EXERCISE REQUIREMENTS:
Find out how many lines of the material contain the string "photo" and give only that figure.

SUPPLIED INFORMATION:

========

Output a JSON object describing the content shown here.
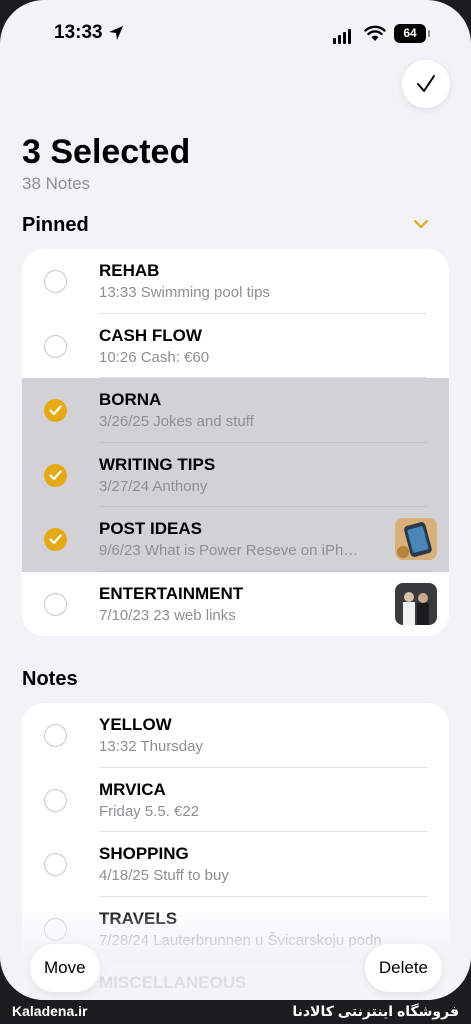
{
  "status_bar": {
    "time": "13:33",
    "battery": "64"
  },
  "header": {
    "title": "3 Selected",
    "subtitle": "38 Notes"
  },
  "pinned": {
    "label": "Pinned",
    "rows": [
      {
        "title": "REHAB",
        "sub": "13:33  Swimming pool tips",
        "selected": false
      },
      {
        "title": "CASH FLOW",
        "sub": "10:26  Cash: €60",
        "selected": false
      },
      {
        "title": "BORNA",
        "sub": "3/26/25  Jokes and stuff",
        "selected": true
      },
      {
        "title": "WRITING TIPS",
        "sub": "3/27/24  Anthony",
        "selected": true
      },
      {
        "title": "POST IDEAS",
        "sub": "9/6/23  What is Power Reseve on iPh…",
        "selected": true,
        "thumb": "phone-photo-thumbnail"
      },
      {
        "title": "ENTERTAINMENT",
        "sub": "7/10/23  23 web links",
        "selected": false,
        "thumb": "people-photo-thumbnail"
      }
    ]
  },
  "notes": {
    "label": "Notes",
    "rows": [
      {
        "title": "YELLOW",
        "sub": "13:32  Thursday",
        "selected": false
      },
      {
        "title": "MRVICA",
        "sub": "Friday  5.5. €22",
        "selected": false
      },
      {
        "title": "SHOPPING",
        "sub": "4/18/25  Stuff to buy",
        "selected": false
      },
      {
        "title": "TRAVELS",
        "sub": "7/28/24  Lauterbrunnen u Švicarskoju podn",
        "selected": false
      },
      {
        "title": "MISCELLANEOUS",
        "sub": "",
        "selected": false
      }
    ]
  },
  "toolbar": {
    "move_label": "Move",
    "delete_label": "Delete"
  },
  "watermark": {
    "left": "Kaladena.ir",
    "right": "فروشگاه اینترنتی کالادنا"
  },
  "colors": {
    "accent": "#e6a916",
    "background": "#f2f2f7",
    "selected_row": "#d1d1d6"
  }
}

========

SOLUTION TO THIS TASK:
2